▸ Exercise task:
Calculate how many lines in the following records hold the word "тупиковая", and report that number without comment.

▸ Data lines:
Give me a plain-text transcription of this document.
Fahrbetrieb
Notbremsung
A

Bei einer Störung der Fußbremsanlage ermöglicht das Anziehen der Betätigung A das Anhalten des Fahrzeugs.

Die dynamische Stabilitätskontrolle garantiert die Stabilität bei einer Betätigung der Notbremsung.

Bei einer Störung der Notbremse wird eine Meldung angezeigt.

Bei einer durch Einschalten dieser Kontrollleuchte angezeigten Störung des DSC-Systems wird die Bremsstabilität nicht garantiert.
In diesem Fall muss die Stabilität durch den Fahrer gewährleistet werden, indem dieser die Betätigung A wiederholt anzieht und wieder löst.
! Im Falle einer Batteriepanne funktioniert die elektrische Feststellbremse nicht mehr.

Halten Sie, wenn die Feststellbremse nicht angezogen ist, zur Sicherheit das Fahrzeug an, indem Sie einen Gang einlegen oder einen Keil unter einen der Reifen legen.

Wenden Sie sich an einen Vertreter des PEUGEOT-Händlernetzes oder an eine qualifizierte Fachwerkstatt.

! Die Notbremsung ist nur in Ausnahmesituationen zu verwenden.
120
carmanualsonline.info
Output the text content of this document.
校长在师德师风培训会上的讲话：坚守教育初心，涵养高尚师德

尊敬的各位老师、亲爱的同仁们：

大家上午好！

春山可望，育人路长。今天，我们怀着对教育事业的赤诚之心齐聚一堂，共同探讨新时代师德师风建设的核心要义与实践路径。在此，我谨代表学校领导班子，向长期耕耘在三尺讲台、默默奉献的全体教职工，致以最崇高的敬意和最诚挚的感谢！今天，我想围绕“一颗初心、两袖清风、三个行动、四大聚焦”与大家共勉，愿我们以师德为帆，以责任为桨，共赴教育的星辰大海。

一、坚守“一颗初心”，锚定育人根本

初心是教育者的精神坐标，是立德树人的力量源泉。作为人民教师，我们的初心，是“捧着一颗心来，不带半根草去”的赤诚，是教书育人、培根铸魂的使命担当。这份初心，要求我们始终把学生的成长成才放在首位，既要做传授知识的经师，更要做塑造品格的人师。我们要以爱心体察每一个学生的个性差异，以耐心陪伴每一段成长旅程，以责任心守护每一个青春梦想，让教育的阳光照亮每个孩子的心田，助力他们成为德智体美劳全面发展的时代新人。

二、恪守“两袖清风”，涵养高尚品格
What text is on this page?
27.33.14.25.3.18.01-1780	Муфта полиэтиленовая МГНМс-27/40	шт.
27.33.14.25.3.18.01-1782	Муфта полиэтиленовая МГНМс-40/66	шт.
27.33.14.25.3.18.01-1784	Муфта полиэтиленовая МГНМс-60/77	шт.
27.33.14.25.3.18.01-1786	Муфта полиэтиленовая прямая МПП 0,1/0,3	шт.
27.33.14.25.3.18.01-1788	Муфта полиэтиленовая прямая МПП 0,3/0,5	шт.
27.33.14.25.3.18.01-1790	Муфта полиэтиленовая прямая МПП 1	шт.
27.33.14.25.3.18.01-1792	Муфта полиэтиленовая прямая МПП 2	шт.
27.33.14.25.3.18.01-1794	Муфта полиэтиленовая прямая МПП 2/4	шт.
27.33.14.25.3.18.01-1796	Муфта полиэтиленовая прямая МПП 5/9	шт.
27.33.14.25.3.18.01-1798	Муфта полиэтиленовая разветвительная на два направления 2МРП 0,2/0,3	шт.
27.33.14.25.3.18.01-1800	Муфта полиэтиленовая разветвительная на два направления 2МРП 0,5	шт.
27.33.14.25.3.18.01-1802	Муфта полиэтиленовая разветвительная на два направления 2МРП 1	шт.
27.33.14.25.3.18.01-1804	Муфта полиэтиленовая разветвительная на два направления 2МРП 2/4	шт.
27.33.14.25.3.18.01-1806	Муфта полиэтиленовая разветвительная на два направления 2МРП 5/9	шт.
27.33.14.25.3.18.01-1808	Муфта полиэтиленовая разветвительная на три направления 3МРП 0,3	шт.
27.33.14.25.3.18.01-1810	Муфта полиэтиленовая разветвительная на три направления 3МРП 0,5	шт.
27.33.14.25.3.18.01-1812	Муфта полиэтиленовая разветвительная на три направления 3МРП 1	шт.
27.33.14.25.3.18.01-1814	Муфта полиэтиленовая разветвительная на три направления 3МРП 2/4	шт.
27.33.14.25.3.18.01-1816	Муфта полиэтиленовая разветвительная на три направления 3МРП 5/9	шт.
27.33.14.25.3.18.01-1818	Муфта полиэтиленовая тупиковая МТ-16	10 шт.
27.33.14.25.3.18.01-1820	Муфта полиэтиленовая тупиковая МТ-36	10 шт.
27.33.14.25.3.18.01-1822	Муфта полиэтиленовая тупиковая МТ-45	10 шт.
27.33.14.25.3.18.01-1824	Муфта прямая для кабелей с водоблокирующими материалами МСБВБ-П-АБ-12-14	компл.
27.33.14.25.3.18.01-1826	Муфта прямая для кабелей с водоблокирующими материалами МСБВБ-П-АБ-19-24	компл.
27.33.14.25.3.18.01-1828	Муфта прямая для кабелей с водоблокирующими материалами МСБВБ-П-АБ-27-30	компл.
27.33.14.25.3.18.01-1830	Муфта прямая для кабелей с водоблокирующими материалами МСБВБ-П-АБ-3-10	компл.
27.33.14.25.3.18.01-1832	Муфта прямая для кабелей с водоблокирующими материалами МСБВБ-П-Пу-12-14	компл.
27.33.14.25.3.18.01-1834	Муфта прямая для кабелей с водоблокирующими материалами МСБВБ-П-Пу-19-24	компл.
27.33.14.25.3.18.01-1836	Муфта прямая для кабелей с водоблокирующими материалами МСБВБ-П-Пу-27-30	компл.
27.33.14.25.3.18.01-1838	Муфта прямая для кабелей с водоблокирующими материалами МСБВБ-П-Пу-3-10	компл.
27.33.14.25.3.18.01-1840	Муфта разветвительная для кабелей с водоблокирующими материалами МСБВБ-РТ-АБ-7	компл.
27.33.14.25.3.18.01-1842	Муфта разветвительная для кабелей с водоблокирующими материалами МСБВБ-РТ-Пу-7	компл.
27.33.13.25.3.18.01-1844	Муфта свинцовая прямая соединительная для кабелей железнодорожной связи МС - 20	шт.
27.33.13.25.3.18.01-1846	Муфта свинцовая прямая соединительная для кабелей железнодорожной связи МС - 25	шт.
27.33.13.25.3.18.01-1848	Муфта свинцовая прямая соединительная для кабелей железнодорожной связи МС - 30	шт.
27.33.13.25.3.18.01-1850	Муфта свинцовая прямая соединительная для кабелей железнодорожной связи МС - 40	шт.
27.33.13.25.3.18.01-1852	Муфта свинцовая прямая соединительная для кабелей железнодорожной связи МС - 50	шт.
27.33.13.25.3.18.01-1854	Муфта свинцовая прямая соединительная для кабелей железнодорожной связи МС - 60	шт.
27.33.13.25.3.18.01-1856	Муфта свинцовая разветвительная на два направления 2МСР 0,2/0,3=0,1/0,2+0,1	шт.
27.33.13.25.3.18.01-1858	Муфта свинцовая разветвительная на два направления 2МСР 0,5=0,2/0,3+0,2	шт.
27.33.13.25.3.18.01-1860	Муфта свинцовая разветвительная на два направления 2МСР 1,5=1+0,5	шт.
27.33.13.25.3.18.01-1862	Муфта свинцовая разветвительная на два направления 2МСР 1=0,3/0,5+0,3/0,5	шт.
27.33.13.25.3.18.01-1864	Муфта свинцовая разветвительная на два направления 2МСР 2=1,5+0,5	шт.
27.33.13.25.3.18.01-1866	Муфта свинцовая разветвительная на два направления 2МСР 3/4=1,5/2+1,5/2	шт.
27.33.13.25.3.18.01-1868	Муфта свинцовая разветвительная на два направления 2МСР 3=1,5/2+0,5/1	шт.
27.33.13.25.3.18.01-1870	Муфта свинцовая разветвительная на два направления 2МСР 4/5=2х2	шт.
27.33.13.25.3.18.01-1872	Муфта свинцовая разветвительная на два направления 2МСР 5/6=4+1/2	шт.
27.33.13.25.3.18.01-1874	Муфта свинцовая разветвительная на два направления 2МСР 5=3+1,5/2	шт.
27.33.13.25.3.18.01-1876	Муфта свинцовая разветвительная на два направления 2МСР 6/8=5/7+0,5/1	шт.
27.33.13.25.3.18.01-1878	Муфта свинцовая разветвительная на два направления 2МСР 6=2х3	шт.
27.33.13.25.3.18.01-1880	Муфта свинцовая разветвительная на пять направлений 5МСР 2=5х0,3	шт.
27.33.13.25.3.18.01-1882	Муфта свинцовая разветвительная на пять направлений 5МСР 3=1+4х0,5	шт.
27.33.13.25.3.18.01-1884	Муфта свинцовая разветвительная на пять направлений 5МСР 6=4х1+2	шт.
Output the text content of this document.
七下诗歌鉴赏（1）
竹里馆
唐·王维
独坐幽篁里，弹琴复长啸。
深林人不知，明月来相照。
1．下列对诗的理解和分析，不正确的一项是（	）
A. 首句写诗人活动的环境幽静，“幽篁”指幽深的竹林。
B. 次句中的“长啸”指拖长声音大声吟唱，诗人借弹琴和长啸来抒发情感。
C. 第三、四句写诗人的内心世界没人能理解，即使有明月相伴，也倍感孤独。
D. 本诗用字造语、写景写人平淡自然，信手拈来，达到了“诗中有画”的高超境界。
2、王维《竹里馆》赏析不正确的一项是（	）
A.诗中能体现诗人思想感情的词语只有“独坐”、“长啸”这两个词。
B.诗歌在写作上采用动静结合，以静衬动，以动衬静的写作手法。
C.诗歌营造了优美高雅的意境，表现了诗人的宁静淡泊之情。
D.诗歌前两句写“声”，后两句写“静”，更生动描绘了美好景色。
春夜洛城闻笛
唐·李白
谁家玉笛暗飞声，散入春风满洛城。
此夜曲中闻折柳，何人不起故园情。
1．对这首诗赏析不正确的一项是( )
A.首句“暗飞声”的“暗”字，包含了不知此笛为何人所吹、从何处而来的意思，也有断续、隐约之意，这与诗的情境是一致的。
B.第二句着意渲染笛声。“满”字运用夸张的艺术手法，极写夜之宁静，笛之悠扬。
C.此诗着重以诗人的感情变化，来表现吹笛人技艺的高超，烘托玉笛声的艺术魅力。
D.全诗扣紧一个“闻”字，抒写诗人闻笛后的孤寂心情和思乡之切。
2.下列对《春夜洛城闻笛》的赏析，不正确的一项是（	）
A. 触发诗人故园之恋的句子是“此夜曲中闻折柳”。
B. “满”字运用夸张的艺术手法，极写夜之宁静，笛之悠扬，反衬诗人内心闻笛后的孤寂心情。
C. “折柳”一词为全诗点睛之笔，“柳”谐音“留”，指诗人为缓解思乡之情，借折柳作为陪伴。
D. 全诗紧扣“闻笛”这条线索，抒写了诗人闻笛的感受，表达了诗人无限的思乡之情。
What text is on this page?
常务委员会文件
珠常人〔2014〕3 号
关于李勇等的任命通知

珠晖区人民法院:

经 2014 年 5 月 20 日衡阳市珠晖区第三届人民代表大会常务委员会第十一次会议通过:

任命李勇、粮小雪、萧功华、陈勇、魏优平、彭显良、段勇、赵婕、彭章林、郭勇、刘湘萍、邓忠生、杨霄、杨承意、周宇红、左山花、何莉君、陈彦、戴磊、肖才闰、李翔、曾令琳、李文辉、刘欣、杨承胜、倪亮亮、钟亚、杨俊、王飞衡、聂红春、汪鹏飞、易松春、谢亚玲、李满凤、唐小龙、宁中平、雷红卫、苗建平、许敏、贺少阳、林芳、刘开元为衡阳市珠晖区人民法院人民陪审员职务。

▸ Answer to the exercise:
3